* START Materials provided *

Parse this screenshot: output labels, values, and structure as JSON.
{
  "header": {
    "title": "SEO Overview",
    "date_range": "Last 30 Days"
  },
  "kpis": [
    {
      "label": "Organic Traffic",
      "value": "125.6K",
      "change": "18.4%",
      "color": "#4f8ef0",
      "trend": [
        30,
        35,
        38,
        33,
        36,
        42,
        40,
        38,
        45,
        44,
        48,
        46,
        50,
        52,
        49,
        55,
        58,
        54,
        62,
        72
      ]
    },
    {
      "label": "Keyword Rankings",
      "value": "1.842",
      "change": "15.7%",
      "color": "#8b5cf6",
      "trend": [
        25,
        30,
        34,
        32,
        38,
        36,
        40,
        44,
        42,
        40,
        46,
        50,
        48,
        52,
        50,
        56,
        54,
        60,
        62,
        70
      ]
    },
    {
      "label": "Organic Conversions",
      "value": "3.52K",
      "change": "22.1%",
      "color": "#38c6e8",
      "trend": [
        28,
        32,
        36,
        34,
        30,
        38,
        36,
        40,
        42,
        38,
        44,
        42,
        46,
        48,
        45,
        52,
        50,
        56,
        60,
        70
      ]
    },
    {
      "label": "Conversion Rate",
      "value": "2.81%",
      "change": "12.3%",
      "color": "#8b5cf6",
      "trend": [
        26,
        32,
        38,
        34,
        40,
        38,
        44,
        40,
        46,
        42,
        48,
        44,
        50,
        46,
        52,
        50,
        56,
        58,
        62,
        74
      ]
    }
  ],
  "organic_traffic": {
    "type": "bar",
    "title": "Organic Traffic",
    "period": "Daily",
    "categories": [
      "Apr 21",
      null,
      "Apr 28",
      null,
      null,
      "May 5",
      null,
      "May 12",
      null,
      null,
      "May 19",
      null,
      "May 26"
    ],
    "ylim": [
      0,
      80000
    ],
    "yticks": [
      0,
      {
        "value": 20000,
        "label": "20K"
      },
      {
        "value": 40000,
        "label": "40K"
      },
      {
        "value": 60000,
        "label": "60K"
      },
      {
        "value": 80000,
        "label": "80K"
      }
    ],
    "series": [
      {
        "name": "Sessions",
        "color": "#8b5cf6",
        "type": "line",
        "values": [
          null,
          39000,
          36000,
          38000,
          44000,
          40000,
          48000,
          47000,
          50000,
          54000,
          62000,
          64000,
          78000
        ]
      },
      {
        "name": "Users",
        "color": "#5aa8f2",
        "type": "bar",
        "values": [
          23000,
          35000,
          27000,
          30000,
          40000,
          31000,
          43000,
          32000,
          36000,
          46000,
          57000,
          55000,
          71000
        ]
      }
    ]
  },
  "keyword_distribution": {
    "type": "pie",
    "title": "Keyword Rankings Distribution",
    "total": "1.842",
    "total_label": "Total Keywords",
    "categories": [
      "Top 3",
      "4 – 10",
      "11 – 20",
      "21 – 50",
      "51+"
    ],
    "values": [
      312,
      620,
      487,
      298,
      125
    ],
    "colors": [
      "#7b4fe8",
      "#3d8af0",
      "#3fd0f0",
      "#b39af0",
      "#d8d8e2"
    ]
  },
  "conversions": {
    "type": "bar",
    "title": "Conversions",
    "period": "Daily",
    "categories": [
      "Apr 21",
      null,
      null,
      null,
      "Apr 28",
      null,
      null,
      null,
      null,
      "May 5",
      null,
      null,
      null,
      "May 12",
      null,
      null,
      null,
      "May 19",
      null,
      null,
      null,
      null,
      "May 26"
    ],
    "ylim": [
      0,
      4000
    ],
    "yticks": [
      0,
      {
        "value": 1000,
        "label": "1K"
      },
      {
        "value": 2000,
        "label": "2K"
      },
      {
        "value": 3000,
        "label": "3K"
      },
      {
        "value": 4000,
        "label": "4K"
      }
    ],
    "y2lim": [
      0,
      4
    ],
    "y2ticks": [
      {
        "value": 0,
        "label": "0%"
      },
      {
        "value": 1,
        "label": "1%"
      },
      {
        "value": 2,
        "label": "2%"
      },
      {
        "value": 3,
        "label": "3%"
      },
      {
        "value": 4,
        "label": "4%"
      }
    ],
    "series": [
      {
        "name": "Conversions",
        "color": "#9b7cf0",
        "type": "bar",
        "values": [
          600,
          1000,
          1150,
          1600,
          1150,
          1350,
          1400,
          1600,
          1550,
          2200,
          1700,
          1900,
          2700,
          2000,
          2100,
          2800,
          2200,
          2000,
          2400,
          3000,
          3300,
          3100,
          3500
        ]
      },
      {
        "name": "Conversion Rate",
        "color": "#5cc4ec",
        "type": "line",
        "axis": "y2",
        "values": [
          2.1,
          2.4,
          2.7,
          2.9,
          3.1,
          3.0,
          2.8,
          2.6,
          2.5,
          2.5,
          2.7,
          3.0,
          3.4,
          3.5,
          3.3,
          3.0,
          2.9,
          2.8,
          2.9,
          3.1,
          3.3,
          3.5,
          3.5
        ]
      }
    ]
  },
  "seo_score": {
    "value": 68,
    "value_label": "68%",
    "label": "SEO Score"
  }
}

* END Materials provided *

- [Directive]
Copy each line of the data exactly, leaving nothing out.

- [Exercise output]
Parse this screenshot: output labels, values, and structure as JSON.
{
  "header": {
    "title": "SEO Overview",
    "date_range": "Last 30 Days"
  },
  "kpis": [
    {
      "label": "Organic Traffic",
      "value": "125.6K",
      "change": "18.4%",
      "color": "#4f8ef0",
      "trend": [
        30,
        35,
        38,
        33,
        36,
        42,
        40,
        38,
        45,
        44,
        48,
        46,
        50,
        52,
        49,
        55,
        58,
        54,
        62,
        72
      ]
    },
    {
      "label": "Keyword Rankings",
      "value": "1.842",
      "change": "15.7%",
      "color": "#8b5cf6",
      "trend": [
        25,
        30,
        34,
        32,
        38,
        36,
        40,
        44,
        42,
        40,
        46,
        50,
        48,
        52,
        50,
        56,
        54,
        60,
        62,
        70
      ]
    },
    {
      "label": "Organic Conversions",
      "value": "3.52K",
      "change": "22.1%",
      "color": "#38c6e8",
      "trend": [
        28,
        32,
        36,
        34,
        30,
        38,
        36,
        40,
        42,
        38,
        44,
        42,
        46,
        48,
        45,
        52,
        50,
        56,
        60,
        70
      ]
    },
    {
      "label": "Conversion Rate",
      "value": "2.81%",
      "change": "12.3%",
      "color": "#8b5cf6",
      "trend": [
        26,
        32,
        38,
        34,
        40,
        38,
        44,
        40,
        46,
        42,
        48,
        44,
        50,
        46,
        52,
        50,
        56,
        58,
        62,
        74
      ]
    }
  ],
  "organic_traffic": {
    "type": "bar",
    "title": "Organic Traffic",
    "period": "Daily",
    "categories": [
      "Apr 21",
      null,
      "Apr 28",
      null,
      null,
      "May 5",
      null,
      "May 12",
      null,
      null,
      "May 19",
      null,
      "May 26"
    ],
    "ylim": [
      0,
      80000
    ],
    "yticks": [
      0,
      {
        "value": 20000,
        "label": "20K"
      },
      {
        "value": 40000,
        "label": "40K"
      },
      {
        "value": 60000,
        "label": "60K"
      },
      {
        "value": 80000,
        "label": "80K"
      }
    ],
    "series": [
      {
        "name": "Sessions",
        "color": "#8b5cf6",
        "type": "line",
        "values": [
          null,
          39000,
          36000,
          38000,
          44000,
          40000,
          48000,
          47000,
          50000,
          54000,
          62000,
          64000,
          78000
        ]
      },
      {
        "name": "Users",
        "color": "#5aa8f2",
        "type": "bar",
        "values": [
          23000,
          35000,
          27000,
          30000,
          40000,
          31000,
          43000,
          32000,
          36000,
          46000,
          57000,
          55000,
          71000
        ]
      }
    ]
  },
  "keyword_distribution": {
    "type": "pie",
    "title": "Keyword Rankings Distribution",
    "total": "1.842",
    "total_label": "Total Keywords",
    "categories": [
      "Top 3",
      "4 – 10",
      "11 – 20",
      "21 – 50",
      "51+"
    ],
    "values": [
      312,
      620,
      487,
      298,
      125
    ],
    "colors": [
      "#7b4fe8",
      "#3d8af0",
      "#3fd0f0",
      "#b39af0",
      "#d8d8e2"
    ]
  },
  "conversions": {
    "type": "bar",
    "title": "Conversions",
    "period": "Daily",
    "categories": [
      "Apr 21",
      null,
      null,
      null,
      "Apr 28",
      null,
      null,
      null,
      null,
      "May 5",
      null,
      null,
      null,
      "May 12",
      null,
      null,
      null,
      "May 19",
      null,
      null,
      null,
      null,
      "May 26"
    ],
    "ylim": [
      0,
      4000
    ],
    "yticks": [
      0,
      {
        "value": 1000,
        "label": "1K"
      },
      {
        "value": 2000,
        "label": "2K"
      },
      {
        "value": 3000,
        "label": "3K"
      },
      {
        "value": 4000,
        "label": "4K"
      }
    ],
    "y2lim": [
      0,
      4
    ],
    "y2ticks": [
      {
        "value": 0,
        "label": "0%"
      },
      {
        "value": 1,
        "label": "1%"
      },
      {
        "value": 2,
        "label": "2%"
      },
      {
        "value": 3,
        "label": "3%"
      },
      {
        "value": 4,
        "label": "4%"
      }
    ],
    "series": [
      {
        "name": "Conversions",
        "color": "#9b7cf0",
        "type": "bar",
        "values": [
          600,
          1000,
          1150,
          1600,
          1150,
          1350,
          1400,
          1600,
          1550,
          2200,
          1700,
          1900,
          2700,
          2000,
          2100,
          2800,
          2200,
          2000,
          2400,
          3000,
          3300,
          3100,
          3500
        ]
      },
      {
        "name": "Conversion Rate",
        "color": "#5cc4ec",
        "type": "line",
        "axis": "y2",
        "values": [
          2.1,
          2.4,
          2.7,
          2.9,
          3.1,
          3.0,
          2.8,
          2.6,
          2.5,
          2.5,
          2.7,
          3.0,
          3.4,
          3.5,
          3.3,
          3.0,
          2.9,
          2.8,
          2.9,
          3.1,
          3.3,
          3.5,
          3.5
        ]
      }
    ]
  },
  "seo_score": {
    "value": 68,
    "value_label": "68%",
    "label": "SEO Score"
  }
}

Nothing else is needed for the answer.